Records from a data collection

▬▬▬

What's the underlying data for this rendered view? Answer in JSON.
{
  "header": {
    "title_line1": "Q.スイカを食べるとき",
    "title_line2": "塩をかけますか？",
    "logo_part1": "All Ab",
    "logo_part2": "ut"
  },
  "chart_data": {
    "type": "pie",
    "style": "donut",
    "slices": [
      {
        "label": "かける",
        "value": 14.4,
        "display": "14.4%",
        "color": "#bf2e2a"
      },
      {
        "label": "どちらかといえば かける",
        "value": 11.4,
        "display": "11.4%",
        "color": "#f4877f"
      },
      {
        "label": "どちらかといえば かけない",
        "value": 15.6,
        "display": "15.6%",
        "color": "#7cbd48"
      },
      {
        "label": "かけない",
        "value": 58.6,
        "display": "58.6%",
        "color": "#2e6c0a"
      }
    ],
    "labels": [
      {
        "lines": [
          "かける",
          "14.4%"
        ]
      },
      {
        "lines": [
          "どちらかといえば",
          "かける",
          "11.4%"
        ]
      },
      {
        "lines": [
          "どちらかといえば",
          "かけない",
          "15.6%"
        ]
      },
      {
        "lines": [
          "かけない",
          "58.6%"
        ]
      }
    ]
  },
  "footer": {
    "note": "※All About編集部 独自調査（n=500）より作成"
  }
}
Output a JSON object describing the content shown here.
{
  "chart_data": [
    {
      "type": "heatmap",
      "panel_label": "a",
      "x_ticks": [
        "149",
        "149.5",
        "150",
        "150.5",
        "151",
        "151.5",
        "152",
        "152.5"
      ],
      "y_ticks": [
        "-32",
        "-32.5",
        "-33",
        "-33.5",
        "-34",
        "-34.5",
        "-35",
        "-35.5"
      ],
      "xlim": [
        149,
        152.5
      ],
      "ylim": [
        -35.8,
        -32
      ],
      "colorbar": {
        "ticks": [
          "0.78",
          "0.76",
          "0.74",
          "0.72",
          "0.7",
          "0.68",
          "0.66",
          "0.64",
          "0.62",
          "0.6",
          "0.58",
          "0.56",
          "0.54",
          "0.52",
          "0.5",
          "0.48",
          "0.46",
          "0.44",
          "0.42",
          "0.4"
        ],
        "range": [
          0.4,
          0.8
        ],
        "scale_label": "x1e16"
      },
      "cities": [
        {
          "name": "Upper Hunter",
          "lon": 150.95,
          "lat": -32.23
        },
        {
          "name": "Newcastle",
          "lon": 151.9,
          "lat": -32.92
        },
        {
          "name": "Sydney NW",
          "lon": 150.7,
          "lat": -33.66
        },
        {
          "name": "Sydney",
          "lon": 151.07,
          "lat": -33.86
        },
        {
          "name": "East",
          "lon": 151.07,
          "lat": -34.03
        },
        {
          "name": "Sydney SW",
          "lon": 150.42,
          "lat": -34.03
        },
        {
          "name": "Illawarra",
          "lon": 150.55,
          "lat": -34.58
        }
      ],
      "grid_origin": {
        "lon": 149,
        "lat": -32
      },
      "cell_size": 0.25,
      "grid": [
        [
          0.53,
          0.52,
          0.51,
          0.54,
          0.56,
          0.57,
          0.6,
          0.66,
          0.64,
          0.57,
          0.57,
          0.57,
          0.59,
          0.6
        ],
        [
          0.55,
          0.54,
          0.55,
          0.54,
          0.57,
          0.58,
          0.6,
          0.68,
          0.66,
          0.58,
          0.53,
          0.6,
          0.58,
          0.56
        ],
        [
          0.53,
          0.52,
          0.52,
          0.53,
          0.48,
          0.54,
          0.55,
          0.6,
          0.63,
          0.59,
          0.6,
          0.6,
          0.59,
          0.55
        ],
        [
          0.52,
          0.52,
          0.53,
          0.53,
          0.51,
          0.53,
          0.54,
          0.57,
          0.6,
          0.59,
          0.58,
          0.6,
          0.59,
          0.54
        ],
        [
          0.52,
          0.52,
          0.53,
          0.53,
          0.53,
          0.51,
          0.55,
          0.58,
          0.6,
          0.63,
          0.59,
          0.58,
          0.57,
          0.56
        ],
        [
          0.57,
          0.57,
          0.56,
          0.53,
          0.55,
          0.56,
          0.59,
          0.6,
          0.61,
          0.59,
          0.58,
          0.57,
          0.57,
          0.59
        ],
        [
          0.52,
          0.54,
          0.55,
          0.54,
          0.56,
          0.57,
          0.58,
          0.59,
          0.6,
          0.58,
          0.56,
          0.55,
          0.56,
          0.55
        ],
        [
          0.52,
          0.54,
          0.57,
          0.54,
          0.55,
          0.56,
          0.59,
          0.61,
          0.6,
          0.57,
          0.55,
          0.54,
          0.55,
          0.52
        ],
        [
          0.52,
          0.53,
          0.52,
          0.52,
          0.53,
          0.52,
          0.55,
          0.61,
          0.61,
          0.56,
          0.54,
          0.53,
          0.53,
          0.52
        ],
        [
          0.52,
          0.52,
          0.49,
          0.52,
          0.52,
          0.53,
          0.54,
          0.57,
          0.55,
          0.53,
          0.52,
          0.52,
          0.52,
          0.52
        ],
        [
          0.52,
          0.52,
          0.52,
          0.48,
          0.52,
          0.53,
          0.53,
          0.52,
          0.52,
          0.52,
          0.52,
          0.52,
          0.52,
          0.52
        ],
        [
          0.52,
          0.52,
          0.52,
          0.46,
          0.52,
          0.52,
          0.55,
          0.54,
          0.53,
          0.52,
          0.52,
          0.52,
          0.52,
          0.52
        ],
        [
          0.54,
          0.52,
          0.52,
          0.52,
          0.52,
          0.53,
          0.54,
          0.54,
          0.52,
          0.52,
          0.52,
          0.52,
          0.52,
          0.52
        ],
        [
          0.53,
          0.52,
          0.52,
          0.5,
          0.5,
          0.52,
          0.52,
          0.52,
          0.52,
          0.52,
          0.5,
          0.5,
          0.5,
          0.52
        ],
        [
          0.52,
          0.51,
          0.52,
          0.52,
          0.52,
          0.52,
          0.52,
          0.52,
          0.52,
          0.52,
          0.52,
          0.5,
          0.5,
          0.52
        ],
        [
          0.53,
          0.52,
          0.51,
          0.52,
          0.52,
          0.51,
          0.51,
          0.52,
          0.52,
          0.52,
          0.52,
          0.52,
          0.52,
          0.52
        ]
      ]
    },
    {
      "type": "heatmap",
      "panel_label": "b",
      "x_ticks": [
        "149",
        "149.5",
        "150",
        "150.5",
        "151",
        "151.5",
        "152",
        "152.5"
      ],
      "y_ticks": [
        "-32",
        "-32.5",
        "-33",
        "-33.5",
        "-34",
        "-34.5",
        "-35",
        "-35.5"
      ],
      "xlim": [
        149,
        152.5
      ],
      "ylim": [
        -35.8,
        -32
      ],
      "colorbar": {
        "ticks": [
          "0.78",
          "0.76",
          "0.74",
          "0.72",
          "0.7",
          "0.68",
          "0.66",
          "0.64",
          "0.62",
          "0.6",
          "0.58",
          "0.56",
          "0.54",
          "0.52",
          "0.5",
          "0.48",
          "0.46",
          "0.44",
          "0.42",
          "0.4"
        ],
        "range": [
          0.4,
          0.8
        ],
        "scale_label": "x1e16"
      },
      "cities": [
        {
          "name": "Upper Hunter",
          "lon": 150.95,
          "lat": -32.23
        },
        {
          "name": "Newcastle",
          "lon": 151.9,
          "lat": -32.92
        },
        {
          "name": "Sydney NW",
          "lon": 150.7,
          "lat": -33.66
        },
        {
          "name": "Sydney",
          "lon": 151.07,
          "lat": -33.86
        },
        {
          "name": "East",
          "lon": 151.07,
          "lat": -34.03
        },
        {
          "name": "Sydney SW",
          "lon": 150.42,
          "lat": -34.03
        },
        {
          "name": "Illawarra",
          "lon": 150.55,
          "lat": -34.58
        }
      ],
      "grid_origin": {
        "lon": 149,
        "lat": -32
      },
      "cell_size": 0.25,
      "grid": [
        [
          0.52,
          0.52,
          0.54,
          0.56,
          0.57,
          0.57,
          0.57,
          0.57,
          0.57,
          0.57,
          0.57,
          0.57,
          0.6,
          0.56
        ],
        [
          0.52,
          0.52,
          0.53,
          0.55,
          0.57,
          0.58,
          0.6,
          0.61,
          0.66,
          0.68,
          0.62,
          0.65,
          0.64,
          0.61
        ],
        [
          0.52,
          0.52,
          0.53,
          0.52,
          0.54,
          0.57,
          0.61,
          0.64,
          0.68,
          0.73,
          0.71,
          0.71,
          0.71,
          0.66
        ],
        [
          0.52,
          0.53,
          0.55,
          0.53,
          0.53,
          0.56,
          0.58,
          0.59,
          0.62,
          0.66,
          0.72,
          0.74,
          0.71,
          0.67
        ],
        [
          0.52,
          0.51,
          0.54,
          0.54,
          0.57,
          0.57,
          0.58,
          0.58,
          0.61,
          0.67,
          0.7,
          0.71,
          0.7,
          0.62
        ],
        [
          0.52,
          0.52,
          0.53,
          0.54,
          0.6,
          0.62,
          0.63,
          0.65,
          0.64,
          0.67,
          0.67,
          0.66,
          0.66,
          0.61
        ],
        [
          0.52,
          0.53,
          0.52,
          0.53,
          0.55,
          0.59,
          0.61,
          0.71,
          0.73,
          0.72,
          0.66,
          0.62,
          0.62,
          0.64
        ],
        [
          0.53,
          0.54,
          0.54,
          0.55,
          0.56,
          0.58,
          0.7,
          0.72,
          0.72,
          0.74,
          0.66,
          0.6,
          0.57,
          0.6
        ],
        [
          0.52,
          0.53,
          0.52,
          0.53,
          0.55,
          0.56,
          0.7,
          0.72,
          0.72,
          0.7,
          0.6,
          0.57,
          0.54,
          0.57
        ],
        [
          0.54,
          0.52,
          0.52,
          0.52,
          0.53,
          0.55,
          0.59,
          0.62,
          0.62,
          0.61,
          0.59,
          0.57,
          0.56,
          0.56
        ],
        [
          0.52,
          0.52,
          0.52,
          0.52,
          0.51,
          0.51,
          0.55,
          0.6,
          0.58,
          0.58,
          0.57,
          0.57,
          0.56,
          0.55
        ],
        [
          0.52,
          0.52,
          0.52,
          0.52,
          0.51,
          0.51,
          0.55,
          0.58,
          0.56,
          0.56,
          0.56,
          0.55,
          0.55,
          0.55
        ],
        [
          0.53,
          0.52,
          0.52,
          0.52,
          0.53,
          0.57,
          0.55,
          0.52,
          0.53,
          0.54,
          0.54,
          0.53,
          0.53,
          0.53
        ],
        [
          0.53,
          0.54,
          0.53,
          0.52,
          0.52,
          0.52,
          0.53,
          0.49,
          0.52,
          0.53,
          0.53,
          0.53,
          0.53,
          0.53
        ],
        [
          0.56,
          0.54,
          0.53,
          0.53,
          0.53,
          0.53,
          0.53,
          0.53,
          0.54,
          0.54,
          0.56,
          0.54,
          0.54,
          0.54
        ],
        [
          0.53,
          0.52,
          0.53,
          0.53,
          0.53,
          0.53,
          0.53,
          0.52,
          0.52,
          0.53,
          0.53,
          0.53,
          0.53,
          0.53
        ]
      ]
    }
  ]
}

▬▬▬

- [WHAT IS NEEDED] What is the number of lines in the listing that contain the string "どちらかといえば"? Reply with that number alone.

- [PROBLEM SOLUTION] 4